Direction:
Give the data a second time, exactly and in full.

Dataset items
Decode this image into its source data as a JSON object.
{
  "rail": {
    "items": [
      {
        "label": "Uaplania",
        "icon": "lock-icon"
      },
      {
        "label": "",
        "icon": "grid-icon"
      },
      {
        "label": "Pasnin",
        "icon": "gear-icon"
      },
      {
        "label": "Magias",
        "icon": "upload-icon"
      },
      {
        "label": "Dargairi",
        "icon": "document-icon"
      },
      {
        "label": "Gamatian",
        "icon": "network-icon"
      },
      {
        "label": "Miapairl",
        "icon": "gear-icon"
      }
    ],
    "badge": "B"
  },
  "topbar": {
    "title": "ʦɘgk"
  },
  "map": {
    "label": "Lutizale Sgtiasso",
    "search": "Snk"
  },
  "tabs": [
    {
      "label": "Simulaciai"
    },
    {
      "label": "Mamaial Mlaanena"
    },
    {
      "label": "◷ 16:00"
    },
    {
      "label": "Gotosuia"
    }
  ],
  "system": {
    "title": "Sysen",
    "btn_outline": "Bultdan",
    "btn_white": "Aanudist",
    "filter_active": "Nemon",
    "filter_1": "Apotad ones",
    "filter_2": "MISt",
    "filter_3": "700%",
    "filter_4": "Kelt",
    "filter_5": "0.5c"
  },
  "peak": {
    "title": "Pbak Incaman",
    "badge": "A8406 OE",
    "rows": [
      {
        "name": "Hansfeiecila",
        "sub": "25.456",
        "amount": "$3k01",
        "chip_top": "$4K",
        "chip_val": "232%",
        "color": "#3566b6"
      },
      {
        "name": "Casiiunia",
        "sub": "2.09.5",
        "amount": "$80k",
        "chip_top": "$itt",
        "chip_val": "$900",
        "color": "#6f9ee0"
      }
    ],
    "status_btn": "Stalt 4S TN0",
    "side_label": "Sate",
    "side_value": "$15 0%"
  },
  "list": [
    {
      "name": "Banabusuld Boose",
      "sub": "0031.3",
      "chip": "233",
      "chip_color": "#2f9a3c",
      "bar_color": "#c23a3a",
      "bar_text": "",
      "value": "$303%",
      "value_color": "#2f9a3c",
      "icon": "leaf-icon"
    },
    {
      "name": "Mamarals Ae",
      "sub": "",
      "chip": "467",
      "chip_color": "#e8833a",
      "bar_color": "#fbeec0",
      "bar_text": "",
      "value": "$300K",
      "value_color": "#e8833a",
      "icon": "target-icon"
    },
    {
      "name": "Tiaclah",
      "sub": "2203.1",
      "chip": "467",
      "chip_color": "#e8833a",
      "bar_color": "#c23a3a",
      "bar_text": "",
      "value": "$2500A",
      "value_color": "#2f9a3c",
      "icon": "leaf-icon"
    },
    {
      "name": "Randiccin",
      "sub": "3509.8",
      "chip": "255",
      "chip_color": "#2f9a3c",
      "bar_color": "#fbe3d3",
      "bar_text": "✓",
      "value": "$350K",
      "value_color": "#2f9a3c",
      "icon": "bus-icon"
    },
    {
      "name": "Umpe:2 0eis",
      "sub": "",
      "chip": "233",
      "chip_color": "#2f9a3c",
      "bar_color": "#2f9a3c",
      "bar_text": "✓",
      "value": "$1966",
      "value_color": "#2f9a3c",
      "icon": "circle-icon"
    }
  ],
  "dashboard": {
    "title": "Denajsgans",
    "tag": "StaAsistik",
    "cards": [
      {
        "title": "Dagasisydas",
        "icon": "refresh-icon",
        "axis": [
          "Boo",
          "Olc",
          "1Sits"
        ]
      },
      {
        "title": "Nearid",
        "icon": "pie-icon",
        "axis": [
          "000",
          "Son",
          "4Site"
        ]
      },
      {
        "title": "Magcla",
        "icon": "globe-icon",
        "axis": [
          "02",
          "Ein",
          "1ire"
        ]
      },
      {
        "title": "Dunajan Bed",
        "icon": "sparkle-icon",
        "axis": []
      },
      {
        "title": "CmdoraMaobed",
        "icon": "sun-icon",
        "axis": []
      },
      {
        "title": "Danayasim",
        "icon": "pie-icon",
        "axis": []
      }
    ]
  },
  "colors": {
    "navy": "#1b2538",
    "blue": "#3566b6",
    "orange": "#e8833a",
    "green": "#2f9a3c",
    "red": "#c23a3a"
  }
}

Complete output:
Decode this image into its source data as a JSON object.
{
  "rail": {
    "items": [
      {
        "label": "Uaplania",
        "icon": "lock-icon"
      },
      {
        "label": "",
        "icon": "grid-icon"
      },
      {
        "label": "Pasnin",
        "icon": "gear-icon"
      },
      {
        "label": "Magias",
        "icon": "upload-icon"
      },
      {
        "label": "Dargairi",
        "icon": "document-icon"
      },
      {
        "label": "Gamatian",
        "icon": "network-icon"
      },
      {
        "label": "Miapairl",
        "icon": "gear-icon"
      }
    ],
    "badge": "B"
  },
  "topbar": {
    "title": "ʦɘgk"
  },
  "map": {
    "label": "Lutizale Sgtiasso",
    "search": "Snk"
  },
  "tabs": [
    {
      "label": "Simulaciai"
    },
    {
      "label": "Mamaial Mlaanena"
    },
    {
      "label": "◷ 16:00"
    },
    {
      "label": "Gotosuia"
    }
  ],
  "system": {
    "title": "Sysen",
    "btn_outline": "Bultdan",
    "btn_white": "Aanudist",
    "filter_active": "Nemon",
    "filter_1": "Apotad ones",
    "filter_2": "MISt",
    "filter_3": "700%",
    "filter_4": "Kelt",
    "filter_5": "0.5c"
  },
  "peak": {
    "title": "Pbak Incaman",
    "badge": "A8406 OE",
    "rows": [
      {
        "name": "Hansfeiecila",
        "sub": "25.456",
        "amount": "$3k01",
        "chip_top": "$4K",
        "chip_val": "232%",
        "color": "#3566b6"
      },
      {
        "name": "Casiiunia",
        "sub": "2.09.5",
        "amount": "$80k",
        "chip_top": "$itt",
        "chip_val": "$900",
        "color": "#6f9ee0"
      }
    ],
    "status_btn": "Stalt 4S TN0",
    "side_label": "Sate",
    "side_value": "$15 0%"
  },
  "list": [
    {
      "name": "Banabusuld Boose",
      "sub": "0031.3",
      "chip": "233",
      "chip_color": "#2f9a3c",
      "bar_color": "#c23a3a",
      "bar_text": "",
      "value": "$303%",
      "value_color": "#2f9a3c",
      "icon": "leaf-icon"
    },
    {
      "name": "Mamarals Ae",
      "sub": "",
      "chip": "467",
      "chip_color": "#e8833a",
      "bar_color": "#fbeec0",
      "bar_text": "",
      "value": "$300K",
      "value_color": "#e8833a",
      "icon": "target-icon"
    },
    {
      "name": "Tiaclah",
      "sub": "2203.1",
      "chip": "467",
      "chip_color": "#e8833a",
      "bar_color": "#c23a3a",
      "bar_text": "",
      "value": "$2500A",
      "value_color": "#2f9a3c",
      "icon": "leaf-icon"
    },
    {
      "name": "Randiccin",
      "sub": "3509.8",
      "chip": "255",
      "chip_color": "#2f9a3c",
      "bar_color": "#fbe3d3",
      "bar_text": "✓",
      "value": "$350K",
      "value_color": "#2f9a3c",
      "icon": "bus-icon"
    },
    {
      "name": "Umpe:2 0eis",
      "sub": "",
      "chip": "233",
      "chip_color": "#2f9a3c",
      "bar_color": "#2f9a3c",
      "bar_text": "✓",
      "value": "$1966",
      "value_color": "#2f9a3c",
      "icon": "circle-icon"
    }
  ],
  "dashboard": {
    "title": "Denajsgans",
    "tag": "StaAsistik",
    "cards": [
      {
        "title": "Dagasisydas",
        "icon": "refresh-icon",
        "axis": [
          "Boo",
          "Olc",
          "1Sits"
        ]
      },
      {
        "title": "Nearid",
        "icon": "pie-icon",
        "axis": [
          "000",
          "Son",
          "4Site"
        ]
      },
      {
        "title": "Magcla",
        "icon": "globe-icon",
        "axis": [
          "02",
          "Ein",
          "1ire"
        ]
      },
      {
        "title": "Dunajan Bed",
        "icon": "sparkle-icon",
        "axis": []
      },
      {
        "title": "CmdoraMaobed",
        "icon": "sun-icon",
        "axis": []
      },
      {
        "title": "Danayasim",
        "icon": "pie-icon",
        "axis": []
      }
    ]
  },
  "colors": {
    "navy": "#1b2538",
    "blue": "#3566b6",
    "orange": "#e8833a",
    "green": "#2f9a3c",
    "red": "#c23a3a"
  }
}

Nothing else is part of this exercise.